PROBLEM TO WORK ON
Return the listing below word for word.

:: EXTRACTED DATA ::

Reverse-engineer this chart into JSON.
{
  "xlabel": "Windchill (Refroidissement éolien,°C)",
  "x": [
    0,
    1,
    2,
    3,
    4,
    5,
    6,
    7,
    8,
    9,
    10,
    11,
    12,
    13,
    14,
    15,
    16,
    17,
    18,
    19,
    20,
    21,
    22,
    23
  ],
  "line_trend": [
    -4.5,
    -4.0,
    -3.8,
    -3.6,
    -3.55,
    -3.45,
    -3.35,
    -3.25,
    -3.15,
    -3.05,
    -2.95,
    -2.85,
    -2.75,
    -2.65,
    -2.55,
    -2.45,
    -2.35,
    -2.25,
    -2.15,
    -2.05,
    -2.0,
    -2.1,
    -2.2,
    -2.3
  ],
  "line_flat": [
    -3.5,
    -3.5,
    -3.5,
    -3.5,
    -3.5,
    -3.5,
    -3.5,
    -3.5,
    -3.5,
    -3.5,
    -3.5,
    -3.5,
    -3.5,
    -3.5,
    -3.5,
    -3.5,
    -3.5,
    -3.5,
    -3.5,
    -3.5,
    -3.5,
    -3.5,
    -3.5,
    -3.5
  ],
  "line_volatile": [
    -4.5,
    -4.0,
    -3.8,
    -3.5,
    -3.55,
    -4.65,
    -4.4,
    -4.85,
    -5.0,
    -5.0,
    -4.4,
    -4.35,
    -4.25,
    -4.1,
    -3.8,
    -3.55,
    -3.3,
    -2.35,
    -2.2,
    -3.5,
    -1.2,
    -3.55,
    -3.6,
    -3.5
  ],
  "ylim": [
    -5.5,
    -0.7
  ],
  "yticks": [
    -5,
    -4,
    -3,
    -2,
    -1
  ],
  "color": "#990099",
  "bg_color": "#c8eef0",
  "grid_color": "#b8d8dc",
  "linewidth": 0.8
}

:::

THE RESPONSE
Reverse-engineer this chart into JSON.
{
  "xlabel": "Windchill (Refroidissement éolien,°C)",
  "x": [
    0,
    1,
    2,
    3,
    4,
    5,
    6,
    7,
    8,
    9,
    10,
    11,
    12,
    13,
    14,
    15,
    16,
    17,
    18,
    19,
    20,
    21,
    22,
    23
  ],
  "line_trend": [
    -4.5,
    -4.0,
    -3.8,
    -3.6,
    -3.55,
    -3.45,
    -3.35,
    -3.25,
    -3.15,
    -3.05,
    -2.95,
    -2.85,
    -2.75,
    -2.65,
    -2.55,
    -2.45,
    -2.35,
    -2.25,
    -2.15,
    -2.05,
    -2.0,
    -2.1,
    -2.2,
    -2.3
  ],
  "line_flat": [
    -3.5,
    -3.5,
    -3.5,
    -3.5,
    -3.5,
    -3.5,
    -3.5,
    -3.5,
    -3.5,
    -3.5,
    -3.5,
    -3.5,
    -3.5,
    -3.5,
    -3.5,
    -3.5,
    -3.5,
    -3.5,
    -3.5,
    -3.5,
    -3.5,
    -3.5,
    -3.5,
    -3.5
  ],
  "line_volatile": [
    -4.5,
    -4.0,
    -3.8,
    -3.5,
    -3.55,
    -4.65,
    -4.4,
    -4.85,
    -5.0,
    -5.0,
    -4.4,
    -4.35,
    -4.25,
    -4.1,
    -3.8,
    -3.55,
    -3.3,
    -2.35,
    -2.2,
    -3.5,
    -1.2,
    -3.55,
    -3.6,
    -3.5
  ],
  "ylim": [
    -5.5,
    -0.7
  ],
  "yticks": [
    -5,
    -4,
    -3,
    -2,
    -1
  ],
  "color": "#990099",
  "bg_color": "#c8eef0",
  "grid_color": "#b8d8dc",
  "linewidth": 0.8
}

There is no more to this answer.